• _Problem requirements_
From the entries below, extract every line that includes the word "如需改动".
─── Records shown ───
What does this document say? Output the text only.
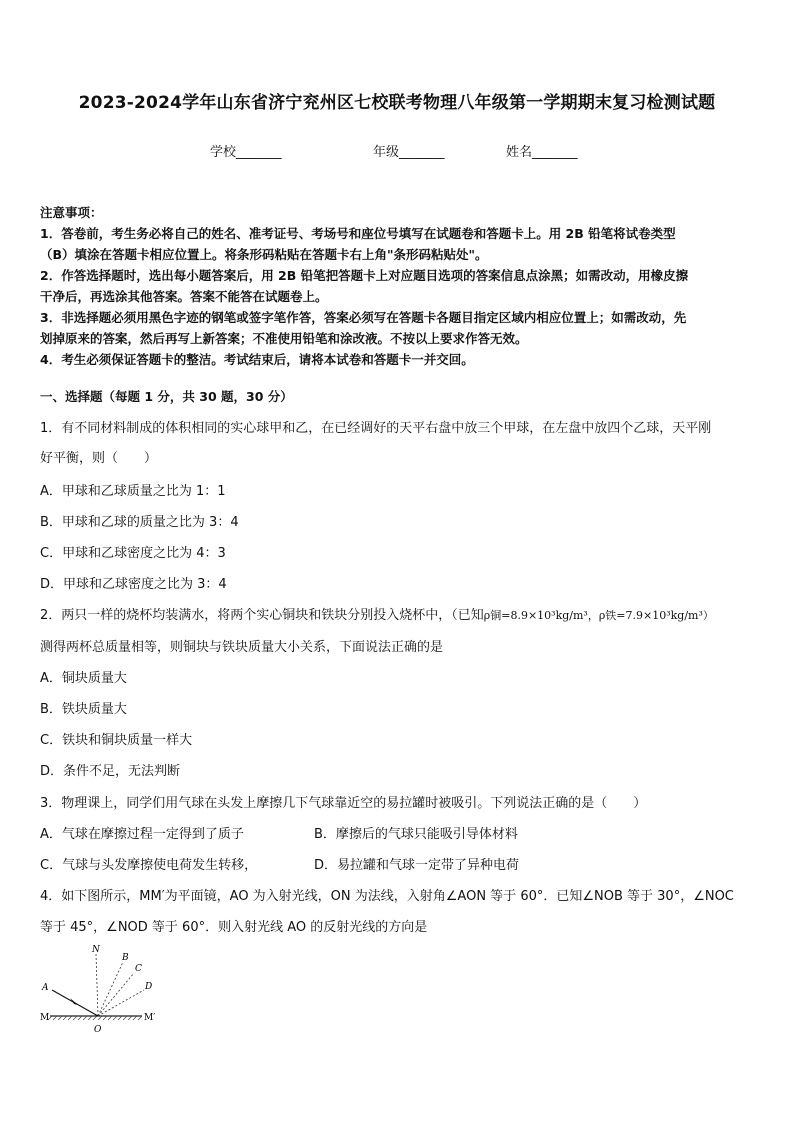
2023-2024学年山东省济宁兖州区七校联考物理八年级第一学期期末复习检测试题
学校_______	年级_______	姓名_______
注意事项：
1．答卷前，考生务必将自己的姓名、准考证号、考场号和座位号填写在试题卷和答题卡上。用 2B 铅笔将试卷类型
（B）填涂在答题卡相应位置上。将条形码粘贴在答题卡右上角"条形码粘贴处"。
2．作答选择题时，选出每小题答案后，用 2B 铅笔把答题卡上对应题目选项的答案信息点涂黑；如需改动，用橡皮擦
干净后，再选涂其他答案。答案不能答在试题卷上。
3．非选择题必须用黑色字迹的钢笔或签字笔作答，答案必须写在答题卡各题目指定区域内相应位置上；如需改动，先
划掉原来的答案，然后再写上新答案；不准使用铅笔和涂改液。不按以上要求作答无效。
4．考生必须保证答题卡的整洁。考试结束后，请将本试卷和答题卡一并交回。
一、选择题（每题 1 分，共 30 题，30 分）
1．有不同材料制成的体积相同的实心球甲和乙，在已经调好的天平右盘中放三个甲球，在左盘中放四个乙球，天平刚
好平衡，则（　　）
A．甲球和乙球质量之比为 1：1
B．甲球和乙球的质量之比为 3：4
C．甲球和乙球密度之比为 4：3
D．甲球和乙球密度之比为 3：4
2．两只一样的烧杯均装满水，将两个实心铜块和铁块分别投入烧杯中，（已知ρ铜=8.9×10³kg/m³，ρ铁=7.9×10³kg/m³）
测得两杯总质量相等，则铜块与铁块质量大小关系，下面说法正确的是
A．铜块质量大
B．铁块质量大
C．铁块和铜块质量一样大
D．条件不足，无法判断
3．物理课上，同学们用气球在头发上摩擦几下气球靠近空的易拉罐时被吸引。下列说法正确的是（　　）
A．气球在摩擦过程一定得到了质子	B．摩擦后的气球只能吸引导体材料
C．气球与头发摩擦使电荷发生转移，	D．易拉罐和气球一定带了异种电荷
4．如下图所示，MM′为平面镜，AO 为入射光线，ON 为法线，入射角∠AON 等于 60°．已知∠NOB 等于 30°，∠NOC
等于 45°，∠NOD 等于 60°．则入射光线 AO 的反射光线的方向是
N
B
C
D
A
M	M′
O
───
─── Records shown ───
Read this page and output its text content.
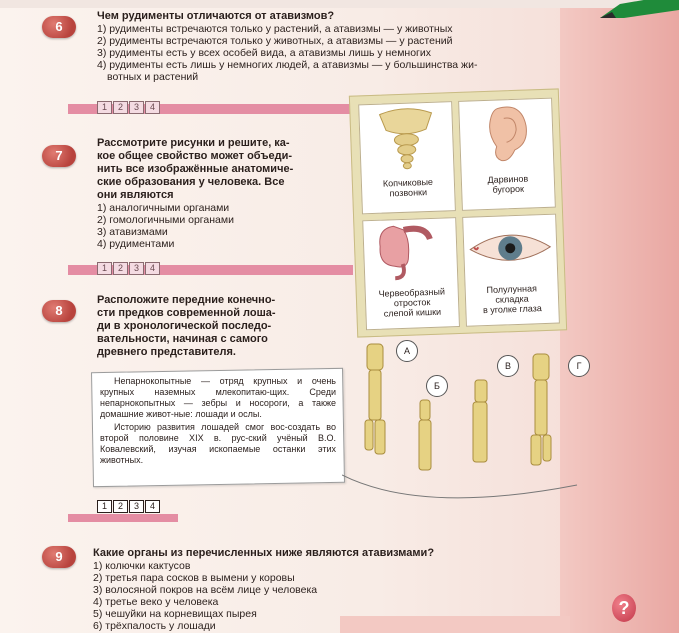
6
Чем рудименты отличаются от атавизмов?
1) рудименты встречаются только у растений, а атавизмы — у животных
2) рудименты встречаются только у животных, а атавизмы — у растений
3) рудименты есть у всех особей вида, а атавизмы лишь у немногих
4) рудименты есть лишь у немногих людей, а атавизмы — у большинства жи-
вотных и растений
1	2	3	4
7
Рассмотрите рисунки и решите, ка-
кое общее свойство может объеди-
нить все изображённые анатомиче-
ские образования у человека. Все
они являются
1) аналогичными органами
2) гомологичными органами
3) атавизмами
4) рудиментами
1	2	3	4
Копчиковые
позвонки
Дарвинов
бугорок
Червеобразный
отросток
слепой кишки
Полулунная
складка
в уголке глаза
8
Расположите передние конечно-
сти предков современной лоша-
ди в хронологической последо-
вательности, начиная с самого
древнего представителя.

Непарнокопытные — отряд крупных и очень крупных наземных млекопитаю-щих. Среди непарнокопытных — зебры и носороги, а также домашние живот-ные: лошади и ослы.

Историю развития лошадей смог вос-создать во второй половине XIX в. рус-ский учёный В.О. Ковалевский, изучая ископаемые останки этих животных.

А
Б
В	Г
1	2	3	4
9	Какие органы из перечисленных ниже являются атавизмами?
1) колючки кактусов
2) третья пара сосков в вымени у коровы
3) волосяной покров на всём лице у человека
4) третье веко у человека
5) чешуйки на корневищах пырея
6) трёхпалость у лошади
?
───
• _Complete answer_
2．作答选择题时，选出每小题答案后，用 2B 铅笔把答题卡上对应题目选项的答案信息点涂黑；如需改动，用橡皮擦
3．非选择题必须用黑色字迹的钢笔或签字笔作答，答案必须写在答题卡各题目指定区域内相应位置上；如需改动，先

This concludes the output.